Retype the whole listing verbatim and keep the pictures out of it.

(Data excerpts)
• • •

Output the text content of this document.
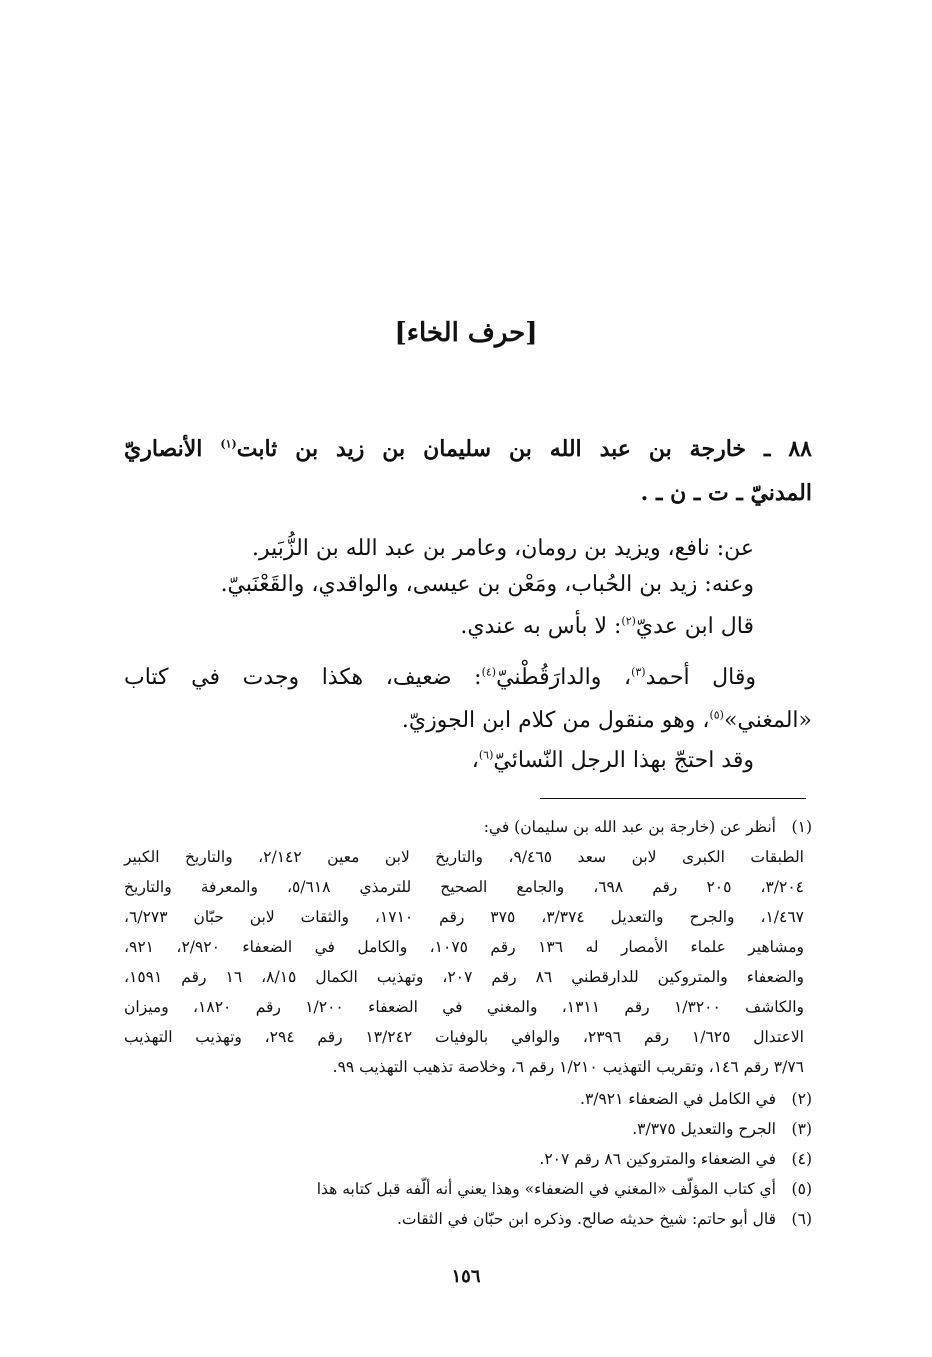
[حرف الخاء]
٨٨ ـ خارجة بن عبد الله بن سليمان بن زيد بن ثابت$^{(١)}$ الأنصاريّ
المدنيّ ـ ت ـ ن ـ .
عن: نافع، ويزيد بن رومان، وعامر بن عبد الله بن الزُّبَير.
وعنه: زيد بن الحُباب، ومَعْن بن عيسى، والواقدي، والقَعْنَبيّ.
قال ابن عديّ$^{(٢)}$: لا بأس به عندي.
وقال أحمد$^{(٣)}$، والدارَقُطْنيّ$^{(٤)}$: ضعيف، هكذا وجدت في كتاب
«المغني»$^{(٥)}$، وهو منقول من كلام ابن الجوزيّ.
وقد احتجّ بهذا الرجل النّسائيّ$^{(٦)}$،
(١)أنظر عن (خارجة بن عبد الله بن سليمان) في:
الطبقات الكبرى لابن سعد ٩/٤٦٥، والتاريخ لابن معين ٢/١٤٢، والتاريخ الكبير
٣/٢٠٤، ٢٠٥ رقم ٦٩٨، والجامع الصحيح للترمذي ٥/٦١٨، والمعرفة والتاريخ
١/٤٦٧، والجرح والتعديل ٣/٣٧٤، ٣٧٥ رقم ١٧١٠، والثقات لابن حبّان ٦/٢٧٣،
ومشاهير علماء الأمصار له ١٣٦ رقم ١٠٧٥، والكامل في الضعفاء ٢/٩٢٠، ٩٢١،
والضعفاء والمتروكين للدارقطني ٨٦ رقم ٢٠٧، وتهذيب الكمال ٨/١٥، ١٦ رقم ١٥٩١،
والكاشف ١/٣٢٠٠ رقم ١٣١١، والمغني في الضعفاء ١/٢٠٠ رقم ١٨٢٠، وميزان
الاعتدال ١/٦٢٥ رقم ٢٣٩٦، والوافي بالوفيات ١٣/٢٤٢ رقم ٢٩٤، وتهذيب التهذيب
٣/٧٦ رقم ١٤٦، وتقريب التهذيب ١/٢١٠ رقم ٦، وخلاصة تذهيب التهذيب ٩٩.
(٢)في الكامل في الضعفاء ٣/٩٢١.
(٣)الجرح والتعديل ٣/٣٧٥.
(٤)في الضعفاء والمتروكين ٨٦ رقم ٢٠٧.
(٥)أي كتاب المؤلّف «المغني في الضعفاء» وهذا يعني أنه ألّفه قبل كتابه هذا
(٦)قال أبو حاتم: شيخ حديثه صالح. وذكره ابن حبّان في الثقات.
١٥٦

• • •

- [WRITTEN SOLUTION]:
Output the text content of this document.
[حرف الخاء]
٨٨ ـ خارجة بن عبد الله بن سليمان بن زيد بن ثابت$^{(١)}$ الأنصاريّ
المدنيّ ـ ت ـ ن ـ .
عن: نافع، ويزيد بن رومان، وعامر بن عبد الله بن الزُّبَير.
وعنه: زيد بن الحُباب، ومَعْن بن عيسى، والواقدي، والقَعْنَبيّ.
قال ابن عديّ$^{(٢)}$: لا بأس به عندي.
وقال أحمد$^{(٣)}$، والدارَقُطْنيّ$^{(٤)}$: ضعيف، هكذا وجدت في كتاب
«المغني»$^{(٥)}$، وهو منقول من كلام ابن الجوزيّ.
وقد احتجّ بهذا الرجل النّسائيّ$^{(٦)}$،
(١)أنظر عن (خارجة بن عبد الله بن سليمان) في:
الطبقات الكبرى لابن سعد ٩/٤٦٥، والتاريخ لابن معين ٢/١٤٢، والتاريخ الكبير
٣/٢٠٤، ٢٠٥ رقم ٦٩٨، والجامع الصحيح للترمذي ٥/٦١٨، والمعرفة والتاريخ
١/٤٦٧، والجرح والتعديل ٣/٣٧٤، ٣٧٥ رقم ١٧١٠، والثقات لابن حبّان ٦/٢٧٣،
ومشاهير علماء الأمصار له ١٣٦ رقم ١٠٧٥، والكامل في الضعفاء ٢/٩٢٠، ٩٢١،
والضعفاء والمتروكين للدارقطني ٨٦ رقم ٢٠٧، وتهذيب الكمال ٨/١٥، ١٦ رقم ١٥٩١،
والكاشف ١/٣٢٠٠ رقم ١٣١١، والمغني في الضعفاء ١/٢٠٠ رقم ١٨٢٠، وميزان
الاعتدال ١/٦٢٥ رقم ٢٣٩٦، والوافي بالوفيات ١٣/٢٤٢ رقم ٢٩٤، وتهذيب التهذيب
٣/٧٦ رقم ١٤٦، وتقريب التهذيب ١/٢١٠ رقم ٦، وخلاصة تذهيب التهذيب ٩٩.
(٢)في الكامل في الضعفاء ٣/٩٢١.
(٣)الجرح والتعديل ٣/٣٧٥.
(٤)في الضعفاء والمتروكين ٨٦ رقم ٢٠٧.
(٥)أي كتاب المؤلّف «المغني في الضعفاء» وهذا يعني أنه ألّفه قبل كتابه هذا
(٦)قال أبو حاتم: شيخ حديثه صالح. وذكره ابن حبّان في الثقات.
١٥٦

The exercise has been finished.